Task instructions: Return the entries verbatim and drop every picture.

Records for the task:
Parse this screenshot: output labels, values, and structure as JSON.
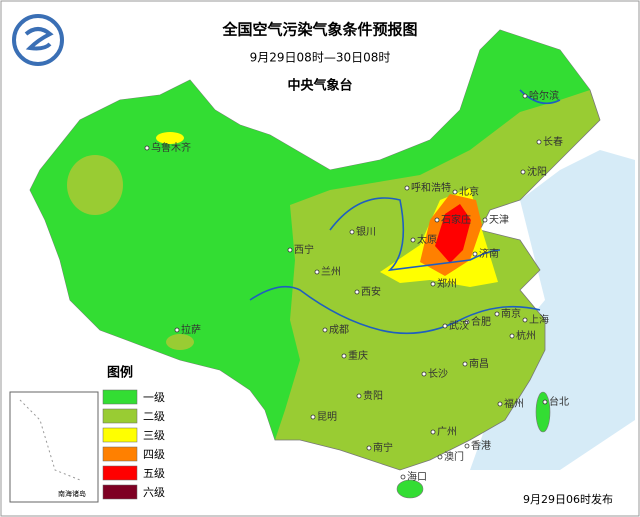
{
  "header": {
    "title": "全国空气污染气象条件预报图",
    "period": "9月29日08时—30日08时",
    "agency": "中央气象台"
  },
  "legend": {
    "title": "图例",
    "items": [
      {
        "label": "一级",
        "color": "#33dd33"
      },
      {
        "label": "二级",
        "color": "#99cc33"
      },
      {
        "label": "三级",
        "color": "#ffff00"
      },
      {
        "label": "四级",
        "color": "#ff8000"
      },
      {
        "label": "五级",
        "color": "#ff0000"
      },
      {
        "label": "六级",
        "color": "#7e0023"
      }
    ]
  },
  "map": {
    "cities": [
      "哈尔滨",
      "长春",
      "乌鲁木齐",
      "沈阳",
      "呼和浩特",
      "北京",
      "天津",
      "石家庄",
      "太原",
      "银川",
      "西宁",
      "兰州",
      "济南",
      "郑州",
      "西安",
      "南京",
      "合肥",
      "上海",
      "拉萨",
      "成都",
      "武汉",
      "杭州",
      "重庆",
      "南昌",
      "长沙",
      "福州",
      "贵阳",
      "昆明",
      "台北",
      "南宁",
      "广州",
      "香港",
      "澳门",
      "海口"
    ],
    "inset_label": "南海诸岛"
  },
  "footer": {
    "issued": "9月29日06时发布"
  }
}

The output:
Parse this screenshot: output labels, values, and structure as JSON.
{
  "header": {
    "title": "全国空气污染气象条件预报图",
    "period": "9月29日08时—30日08时",
    "agency": "中央气象台"
  },
  "legend": {
    "title": "图例",
    "items": [
      {
        "label": "一级",
        "color": "#33dd33"
      },
      {
        "label": "二级",
        "color": "#99cc33"
      },
      {
        "label": "三级",
        "color": "#ffff00"
      },
      {
        "label": "四级",
        "color": "#ff8000"
      },
      {
        "label": "五级",
        "color": "#ff0000"
      },
      {
        "label": "六级",
        "color": "#7e0023"
      }
    ]
  },
  "map": {
    "cities": [
      "哈尔滨",
      "长春",
      "乌鲁木齐",
      "沈阳",
      "呼和浩特",
      "北京",
      "天津",
      "石家庄",
      "太原",
      "银川",
      "西宁",
      "兰州",
      "济南",
      "郑州",
      "西安",
      "南京",
      "合肥",
      "上海",
      "拉萨",
      "成都",
      "武汉",
      "杭州",
      "重庆",
      "南昌",
      "长沙",
      "福州",
      "贵阳",
      "昆明",
      "台北",
      "南宁",
      "广州",
      "香港",
      "澳门",
      "海口"
    ],
    "inset_label": "南海诸岛"
  },
  "footer": {
    "issued": "9月29日06时发布"
  }
}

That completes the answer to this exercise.